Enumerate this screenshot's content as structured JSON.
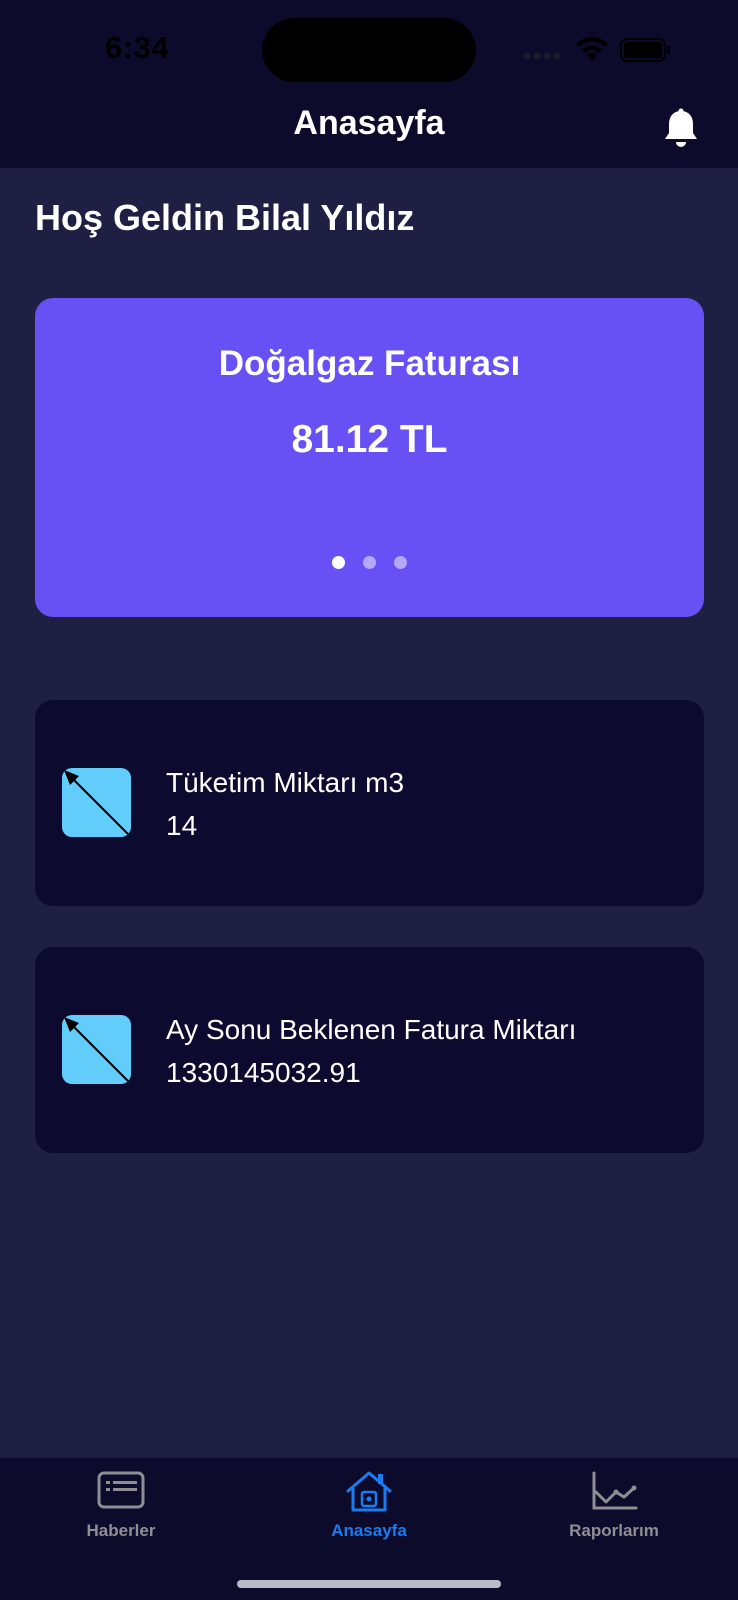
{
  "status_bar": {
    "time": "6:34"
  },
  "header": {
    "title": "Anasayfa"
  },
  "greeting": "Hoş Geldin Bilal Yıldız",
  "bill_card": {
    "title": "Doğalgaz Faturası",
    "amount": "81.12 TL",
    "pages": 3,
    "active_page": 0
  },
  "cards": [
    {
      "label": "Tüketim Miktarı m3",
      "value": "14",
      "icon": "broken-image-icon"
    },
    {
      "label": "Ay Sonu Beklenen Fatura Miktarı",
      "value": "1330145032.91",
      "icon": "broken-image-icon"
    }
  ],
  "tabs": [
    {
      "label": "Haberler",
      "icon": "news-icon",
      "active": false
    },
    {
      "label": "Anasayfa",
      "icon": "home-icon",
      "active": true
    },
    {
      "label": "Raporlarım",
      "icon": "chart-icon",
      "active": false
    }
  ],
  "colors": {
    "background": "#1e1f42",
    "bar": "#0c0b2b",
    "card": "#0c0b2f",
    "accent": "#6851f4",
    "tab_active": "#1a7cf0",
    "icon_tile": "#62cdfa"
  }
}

REQUIREMENTS:
Leaving aside the images, write out the entries above word for word.

COMPLETE OUTPUT:
Enumerate this screenshot's content as structured JSON.
{
  "status_bar": {
    "time": "6:34"
  },
  "header": {
    "title": "Anasayfa"
  },
  "greeting": "Hoş Geldin Bilal Yıldız",
  "bill_card": {
    "title": "Doğalgaz Faturası",
    "amount": "81.12 TL",
    "pages": 3,
    "active_page": 0
  },
  "cards": [
    {
      "label": "Tüketim Miktarı m3",
      "value": "14",
      "icon": "broken-image-icon"
    },
    {
      "label": "Ay Sonu Beklenen Fatura Miktarı",
      "value": "1330145032.91",
      "icon": "broken-image-icon"
    }
  ],
  "tabs": [
    {
      "label": "Haberler",
      "icon": "news-icon",
      "active": false
    },
    {
      "label": "Anasayfa",
      "icon": "home-icon",
      "active": true
    },
    {
      "label": "Raporlarım",
      "icon": "chart-icon",
      "active": false
    }
  ],
  "colors": {
    "background": "#1e1f42",
    "bar": "#0c0b2b",
    "card": "#0c0b2f",
    "accent": "#6851f4",
    "tab_active": "#1a7cf0",
    "icon_tile": "#62cdfa"
  }
}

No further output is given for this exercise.